Dataset excerpts:

— start —

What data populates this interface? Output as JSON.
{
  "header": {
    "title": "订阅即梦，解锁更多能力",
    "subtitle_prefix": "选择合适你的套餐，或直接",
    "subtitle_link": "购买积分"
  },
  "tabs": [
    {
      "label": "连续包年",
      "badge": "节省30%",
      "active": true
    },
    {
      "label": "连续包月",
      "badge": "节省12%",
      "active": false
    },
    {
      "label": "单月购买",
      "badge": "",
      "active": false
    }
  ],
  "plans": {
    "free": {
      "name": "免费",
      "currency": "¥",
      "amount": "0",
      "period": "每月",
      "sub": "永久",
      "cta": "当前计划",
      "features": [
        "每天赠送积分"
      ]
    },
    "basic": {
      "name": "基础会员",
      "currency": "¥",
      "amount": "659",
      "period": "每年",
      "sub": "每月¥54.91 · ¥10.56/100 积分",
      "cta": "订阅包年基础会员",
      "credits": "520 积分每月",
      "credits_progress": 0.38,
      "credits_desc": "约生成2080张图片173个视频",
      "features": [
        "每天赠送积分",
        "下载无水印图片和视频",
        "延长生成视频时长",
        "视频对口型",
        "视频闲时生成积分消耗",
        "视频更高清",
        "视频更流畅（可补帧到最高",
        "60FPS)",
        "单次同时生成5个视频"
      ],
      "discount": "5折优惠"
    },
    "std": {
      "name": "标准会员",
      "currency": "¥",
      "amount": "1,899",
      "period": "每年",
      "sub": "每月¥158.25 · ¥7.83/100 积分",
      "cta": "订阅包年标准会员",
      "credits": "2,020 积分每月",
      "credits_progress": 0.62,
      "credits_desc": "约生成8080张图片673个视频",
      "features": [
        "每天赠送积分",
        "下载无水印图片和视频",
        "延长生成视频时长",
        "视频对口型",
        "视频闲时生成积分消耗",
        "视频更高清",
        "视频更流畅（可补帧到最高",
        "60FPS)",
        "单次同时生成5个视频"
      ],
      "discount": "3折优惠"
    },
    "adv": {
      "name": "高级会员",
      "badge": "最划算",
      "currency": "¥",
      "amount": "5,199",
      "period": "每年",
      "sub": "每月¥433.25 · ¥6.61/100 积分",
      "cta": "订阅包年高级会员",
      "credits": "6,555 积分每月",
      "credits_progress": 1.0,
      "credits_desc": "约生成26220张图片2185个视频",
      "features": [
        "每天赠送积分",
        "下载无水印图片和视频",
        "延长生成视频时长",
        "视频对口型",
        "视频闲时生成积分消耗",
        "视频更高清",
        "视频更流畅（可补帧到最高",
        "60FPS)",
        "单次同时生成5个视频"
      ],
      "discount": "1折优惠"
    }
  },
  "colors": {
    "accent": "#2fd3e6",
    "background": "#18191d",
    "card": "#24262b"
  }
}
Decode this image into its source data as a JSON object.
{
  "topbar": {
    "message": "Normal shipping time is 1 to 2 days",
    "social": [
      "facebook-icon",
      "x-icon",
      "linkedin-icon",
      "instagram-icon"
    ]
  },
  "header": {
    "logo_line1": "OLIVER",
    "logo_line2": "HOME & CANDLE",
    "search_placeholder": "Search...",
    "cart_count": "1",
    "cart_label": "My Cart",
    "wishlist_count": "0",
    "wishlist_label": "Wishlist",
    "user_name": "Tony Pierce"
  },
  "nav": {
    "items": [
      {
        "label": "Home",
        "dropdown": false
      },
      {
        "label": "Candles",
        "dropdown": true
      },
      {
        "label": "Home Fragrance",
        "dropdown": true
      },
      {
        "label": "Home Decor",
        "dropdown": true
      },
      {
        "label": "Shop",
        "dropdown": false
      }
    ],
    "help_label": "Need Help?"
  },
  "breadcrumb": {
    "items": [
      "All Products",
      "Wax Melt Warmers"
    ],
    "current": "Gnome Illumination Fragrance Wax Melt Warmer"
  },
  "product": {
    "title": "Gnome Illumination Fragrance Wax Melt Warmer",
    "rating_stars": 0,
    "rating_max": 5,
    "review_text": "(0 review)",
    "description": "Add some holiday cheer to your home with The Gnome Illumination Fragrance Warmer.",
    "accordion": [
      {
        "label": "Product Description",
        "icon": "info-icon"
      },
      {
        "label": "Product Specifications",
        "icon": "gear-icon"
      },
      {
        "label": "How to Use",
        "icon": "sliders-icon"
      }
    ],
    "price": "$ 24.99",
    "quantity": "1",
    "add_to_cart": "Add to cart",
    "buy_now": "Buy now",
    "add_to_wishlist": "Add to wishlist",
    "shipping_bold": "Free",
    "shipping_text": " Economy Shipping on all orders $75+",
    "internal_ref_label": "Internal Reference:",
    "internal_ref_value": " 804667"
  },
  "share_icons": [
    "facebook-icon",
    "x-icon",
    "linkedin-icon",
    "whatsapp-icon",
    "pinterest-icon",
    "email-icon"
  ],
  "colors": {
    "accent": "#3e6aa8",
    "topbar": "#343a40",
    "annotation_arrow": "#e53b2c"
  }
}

— end —

Problem description: Give the listing again, word for word.

Solution:
What data populates this interface? Output as JSON.
{
  "header": {
    "title": "订阅即梦，解锁更多能力",
    "subtitle_prefix": "选择合适你的套餐，或直接",
    "subtitle_link": "购买积分"
  },
  "tabs": [
    {
      "label": "连续包年",
      "badge": "节省30%",
      "active": true
    },
    {
      "label": "连续包月",
      "badge": "节省12%",
      "active": false
    },
    {
      "label": "单月购买",
      "badge": "",
      "active": false
    }
  ],
  "plans": {
    "free": {
      "name": "免费",
      "currency": "¥",
      "amount": "0",
      "period": "每月",
      "sub": "永久",
      "cta": "当前计划",
      "features": [
        "每天赠送积分"
      ]
    },
    "basic": {
      "name": "基础会员",
      "currency": "¥",
      "amount": "659",
      "period": "每年",
      "sub": "每月¥54.91 · ¥10.56/100 积分",
      "cta": "订阅包年基础会员",
      "credits": "520 积分每月",
      "credits_progress": 0.38,
      "credits_desc": "约生成2080张图片173个视频",
      "features": [
        "每天赠送积分",
        "下载无水印图片和视频",
        "延长生成视频时长",
        "视频对口型",
        "视频闲时生成积分消耗",
        "视频更高清",
        "视频更流畅（可补帧到最高",
        "60FPS)",
        "单次同时生成5个视频"
      ],
      "discount": "5折优惠"
    },
    "std": {
      "name": "标准会员",
      "currency": "¥",
      "amount": "1,899",
      "period": "每年",
      "sub": "每月¥158.25 · ¥7.83/100 积分",
      "cta": "订阅包年标准会员",
      "credits": "2,020 积分每月",
      "credits_progress": 0.62,
      "credits_desc": "约生成8080张图片673个视频",
      "features": [
        "每天赠送积分",
        "下载无水印图片和视频",
        "延长生成视频时长",
        "视频对口型",
        "视频闲时生成积分消耗",
        "视频更高清",
        "视频更流畅（可补帧到最高",
        "60FPS)",
        "单次同时生成5个视频"
      ],
      "discount": "3折优惠"
    },
    "adv": {
      "name": "高级会员",
      "badge": "最划算",
      "currency": "¥",
      "amount": "5,199",
      "period": "每年",
      "sub": "每月¥433.25 · ¥6.61/100 积分",
      "cta": "订阅包年高级会员",
      "credits": "6,555 积分每月",
      "credits_progress": 1.0,
      "credits_desc": "约生成26220张图片2185个视频",
      "features": [
        "每天赠送积分",
        "下载无水印图片和视频",
        "延长生成视频时长",
        "视频对口型",
        "视频闲时生成积分消耗",
        "视频更高清",
        "视频更流畅（可补帧到最高",
        "60FPS)",
        "单次同时生成5个视频"
      ],
      "discount": "1折优惠"
    }
  },
  "colors": {
    "accent": "#2fd3e6",
    "background": "#18191d",
    "card": "#24262b"
  }
}
Decode this image into its source data as a JSON object.
{
  "topbar": {
    "message": "Normal shipping time is 1 to 2 days",
    "social": [
      "facebook-icon",
      "x-icon",
      "linkedin-icon",
      "instagram-icon"
    ]
  },
  "header": {
    "logo_line1": "OLIVER",
    "logo_line2": "HOME & CANDLE",
    "search_placeholder": "Search...",
    "cart_count": "1",
    "cart_label": "My Cart",
    "wishlist_count": "0",
    "wishlist_label": "Wishlist",
    "user_name": "Tony Pierce"
  },
  "nav": {
    "items": [
      {
        "label": "Home",
        "dropdown": false
      },
      {
        "label": "Candles",
        "dropdown": true
      },
      {
        "label": "Home Fragrance",
        "dropdown": true
      },
      {
        "label": "Home Decor",
        "dropdown": true
      },
      {
        "label": "Shop",
        "dropdown": false
      }
    ],
    "help_label": "Need Help?"
  },
  "breadcrumb": {
    "items": [
      "All Products",
      "Wax Melt Warmers"
    ],
    "current": "Gnome Illumination Fragrance Wax Melt Warmer"
  },
  "product": {
    "title": "Gnome Illumination Fragrance Wax Melt Warmer",
    "rating_stars": 0,
    "rating_max": 5,
    "review_text": "(0 review)",
    "description": "Add some holiday cheer to your home with The Gnome Illumination Fragrance Warmer.",
    "accordion": [
      {
        "label": "Product Description",
        "icon": "info-icon"
      },
      {
        "label": "Product Specifications",
        "icon": "gear-icon"
      },
      {
        "label": "How to Use",
        "icon": "sliders-icon"
      }
    ],
    "price": "$ 24.99",
    "quantity": "1",
    "add_to_cart": "Add to cart",
    "buy_now": "Buy now",
    "add_to_wishlist": "Add to wishlist",
    "shipping_bold": "Free",
    "shipping_text": " Economy Shipping on all orders $75+",
    "internal_ref_label": "Internal Reference:",
    "internal_ref_value": " 804667"
  },
  "share_icons": [
    "facebook-icon",
    "x-icon",
    "linkedin-icon",
    "whatsapp-icon",
    "pinterest-icon",
    "email-icon"
  ],
  "colors": {
    "accent": "#3e6aa8",
    "topbar": "#343a40",
    "annotation_arrow": "#e53b2c"
  }
}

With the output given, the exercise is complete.